Extracted data entries:

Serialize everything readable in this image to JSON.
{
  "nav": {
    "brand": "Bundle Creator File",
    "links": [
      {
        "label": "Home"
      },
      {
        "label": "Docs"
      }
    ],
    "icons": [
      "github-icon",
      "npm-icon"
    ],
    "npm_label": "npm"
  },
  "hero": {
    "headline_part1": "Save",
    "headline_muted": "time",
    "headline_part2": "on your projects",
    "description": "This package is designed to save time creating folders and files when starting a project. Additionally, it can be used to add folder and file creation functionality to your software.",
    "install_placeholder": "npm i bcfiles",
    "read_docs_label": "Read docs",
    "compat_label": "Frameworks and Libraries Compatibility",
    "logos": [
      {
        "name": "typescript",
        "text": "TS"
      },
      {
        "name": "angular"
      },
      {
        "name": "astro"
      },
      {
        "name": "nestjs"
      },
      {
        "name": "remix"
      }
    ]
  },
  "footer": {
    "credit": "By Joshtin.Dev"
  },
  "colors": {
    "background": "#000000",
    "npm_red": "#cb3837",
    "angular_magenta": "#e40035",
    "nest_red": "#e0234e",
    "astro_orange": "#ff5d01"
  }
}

WHAT TO WORK ON: Give every line of the material again, exactly as it reads.

THE REPLY:
Serialize everything readable in this image to JSON.
{
  "nav": {
    "brand": "Bundle Creator File",
    "links": [
      {
        "label": "Home"
      },
      {
        "label": "Docs"
      }
    ],
    "icons": [
      "github-icon",
      "npm-icon"
    ],
    "npm_label": "npm"
  },
  "hero": {
    "headline_part1": "Save",
    "headline_muted": "time",
    "headline_part2": "on your projects",
    "description": "This package is designed to save time creating folders and files when starting a project. Additionally, it can be used to add folder and file creation functionality to your software.",
    "install_placeholder": "npm i bcfiles",
    "read_docs_label": "Read docs",
    "compat_label": "Frameworks and Libraries Compatibility",
    "logos": [
      {
        "name": "typescript",
        "text": "TS"
      },
      {
        "name": "angular"
      },
      {
        "name": "astro"
      },
      {
        "name": "nestjs"
      },
      {
        "name": "remix"
      }
    ]
  },
  "footer": {
    "credit": "By Joshtin.Dev"
  },
  "colors": {
    "background": "#000000",
    "npm_red": "#cb3837",
    "angular_magenta": "#e40035",
    "nest_red": "#e0234e",
    "astro_orange": "#ff5d01"
  }
}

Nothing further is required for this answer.